Recorded data
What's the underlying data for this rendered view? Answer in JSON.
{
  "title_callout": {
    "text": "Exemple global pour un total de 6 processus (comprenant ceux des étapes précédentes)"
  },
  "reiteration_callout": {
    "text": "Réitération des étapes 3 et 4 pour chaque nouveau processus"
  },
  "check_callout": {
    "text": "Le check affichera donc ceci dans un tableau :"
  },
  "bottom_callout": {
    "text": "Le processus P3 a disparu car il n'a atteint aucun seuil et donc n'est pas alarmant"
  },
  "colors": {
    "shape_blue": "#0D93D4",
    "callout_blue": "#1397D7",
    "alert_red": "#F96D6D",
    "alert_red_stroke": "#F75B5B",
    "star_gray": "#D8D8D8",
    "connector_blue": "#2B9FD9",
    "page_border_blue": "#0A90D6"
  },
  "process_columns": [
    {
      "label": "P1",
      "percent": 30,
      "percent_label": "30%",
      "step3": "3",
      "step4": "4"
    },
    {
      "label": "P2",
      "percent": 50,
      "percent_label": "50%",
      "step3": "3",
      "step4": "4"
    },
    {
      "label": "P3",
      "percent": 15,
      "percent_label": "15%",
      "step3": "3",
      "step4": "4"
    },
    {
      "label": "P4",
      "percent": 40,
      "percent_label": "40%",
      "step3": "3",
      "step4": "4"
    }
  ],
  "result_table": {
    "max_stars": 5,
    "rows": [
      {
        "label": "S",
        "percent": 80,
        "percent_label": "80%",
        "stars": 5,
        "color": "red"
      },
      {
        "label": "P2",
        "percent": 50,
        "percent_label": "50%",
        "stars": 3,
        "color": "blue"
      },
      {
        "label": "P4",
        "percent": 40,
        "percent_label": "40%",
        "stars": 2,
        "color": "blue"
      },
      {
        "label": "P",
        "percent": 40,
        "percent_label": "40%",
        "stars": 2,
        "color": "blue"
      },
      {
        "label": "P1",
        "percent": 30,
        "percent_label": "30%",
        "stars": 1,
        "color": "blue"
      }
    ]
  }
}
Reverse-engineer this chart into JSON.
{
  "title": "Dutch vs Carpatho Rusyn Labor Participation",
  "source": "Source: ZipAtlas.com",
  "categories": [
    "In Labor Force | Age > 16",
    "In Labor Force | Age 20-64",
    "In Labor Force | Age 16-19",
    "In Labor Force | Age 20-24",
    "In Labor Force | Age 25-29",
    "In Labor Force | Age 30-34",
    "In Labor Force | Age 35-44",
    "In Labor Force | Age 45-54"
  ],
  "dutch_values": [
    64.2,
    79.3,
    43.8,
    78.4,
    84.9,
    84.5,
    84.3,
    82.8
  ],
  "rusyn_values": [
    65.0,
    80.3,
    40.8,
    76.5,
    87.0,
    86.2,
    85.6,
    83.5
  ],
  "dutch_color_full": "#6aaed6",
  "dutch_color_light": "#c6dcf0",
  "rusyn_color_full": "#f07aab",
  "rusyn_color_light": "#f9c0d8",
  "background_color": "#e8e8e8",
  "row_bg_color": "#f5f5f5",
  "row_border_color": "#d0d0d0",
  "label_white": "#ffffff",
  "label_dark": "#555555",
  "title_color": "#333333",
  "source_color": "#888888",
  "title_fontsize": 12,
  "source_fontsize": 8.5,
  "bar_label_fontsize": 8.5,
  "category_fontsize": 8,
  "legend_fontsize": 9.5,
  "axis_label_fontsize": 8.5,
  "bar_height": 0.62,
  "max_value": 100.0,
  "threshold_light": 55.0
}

WHAT YOU NEED TO DO: Copy each record from above without leaving any out.

TASK RESPONSE:
What's the underlying data for this rendered view? Answer in JSON.
{
  "title_callout": {
    "text": "Exemple global pour un total de 6 processus (comprenant ceux des étapes précédentes)"
  },
  "reiteration_callout": {
    "text": "Réitération des étapes 3 et 4 pour chaque nouveau processus"
  },
  "check_callout": {
    "text": "Le check affichera donc ceci dans un tableau :"
  },
  "bottom_callout": {
    "text": "Le processus P3 a disparu car il n'a atteint aucun seuil et donc n'est pas alarmant"
  },
  "colors": {
    "shape_blue": "#0D93D4",
    "callout_blue": "#1397D7",
    "alert_red": "#F96D6D",
    "alert_red_stroke": "#F75B5B",
    "star_gray": "#D8D8D8",
    "connector_blue": "#2B9FD9",
    "page_border_blue": "#0A90D6"
  },
  "process_columns": [
    {
      "label": "P1",
      "percent": 30,
      "percent_label": "30%",
      "step3": "3",
      "step4": "4"
    },
    {
      "label": "P2",
      "percent": 50,
      "percent_label": "50%",
      "step3": "3",
      "step4": "4"
    },
    {
      "label": "P3",
      "percent": 15,
      "percent_label": "15%",
      "step3": "3",
      "step4": "4"
    },
    {
      "label": "P4",
      "percent": 40,
      "percent_label": "40%",
      "step3": "3",
      "step4": "4"
    }
  ],
  "result_table": {
    "max_stars": 5,
    "rows": [
      {
        "label": "S",
        "percent": 80,
        "percent_label": "80%",
        "stars": 5,
        "color": "red"
      },
      {
        "label": "P2",
        "percent": 50,
        "percent_label": "50%",
        "stars": 3,
        "color": "blue"
      },
      {
        "label": "P4",
        "percent": 40,
        "percent_label": "40%",
        "stars": 2,
        "color": "blue"
      },
      {
        "label": "P",
        "percent": 40,
        "percent_label": "40%",
        "stars": 2,
        "color": "blue"
      },
      {
        "label": "P1",
        "percent": 30,
        "percent_label": "30%",
        "stars": 1,
        "color": "blue"
      }
    ]
  }
}
Reverse-engineer this chart into JSON.
{
  "title": "Dutch vs Carpatho Rusyn Labor Participation",
  "source": "Source: ZipAtlas.com",
  "categories": [
    "In Labor Force | Age > 16",
    "In Labor Force | Age 20-64",
    "In Labor Force | Age 16-19",
    "In Labor Force | Age 20-24",
    "In Labor Force | Age 25-29",
    "In Labor Force | Age 30-34",
    "In Labor Force | Age 35-44",
    "In Labor Force | Age 45-54"
  ],
  "dutch_values": [
    64.2,
    79.3,
    43.8,
    78.4,
    84.9,
    84.5,
    84.3,
    82.8
  ],
  "rusyn_values": [
    65.0,
    80.3,
    40.8,
    76.5,
    87.0,
    86.2,
    85.6,
    83.5
  ],
  "dutch_color_full": "#6aaed6",
  "dutch_color_light": "#c6dcf0",
  "rusyn_color_full": "#f07aab",
  "rusyn_color_light": "#f9c0d8",
  "background_color": "#e8e8e8",
  "row_bg_color": "#f5f5f5",
  "row_border_color": "#d0d0d0",
  "label_white": "#ffffff",
  "label_dark": "#555555",
  "title_color": "#333333",
  "source_color": "#888888",
  "title_fontsize": 12,
  "source_fontsize": 8.5,
  "bar_label_fontsize": 8.5,
  "category_fontsize": 8,
  "legend_fontsize": 9.5,
  "axis_label_fontsize": 8.5,
  "bar_height": 0.62,
  "max_value": 100.0,
  "threshold_light": 55.0
}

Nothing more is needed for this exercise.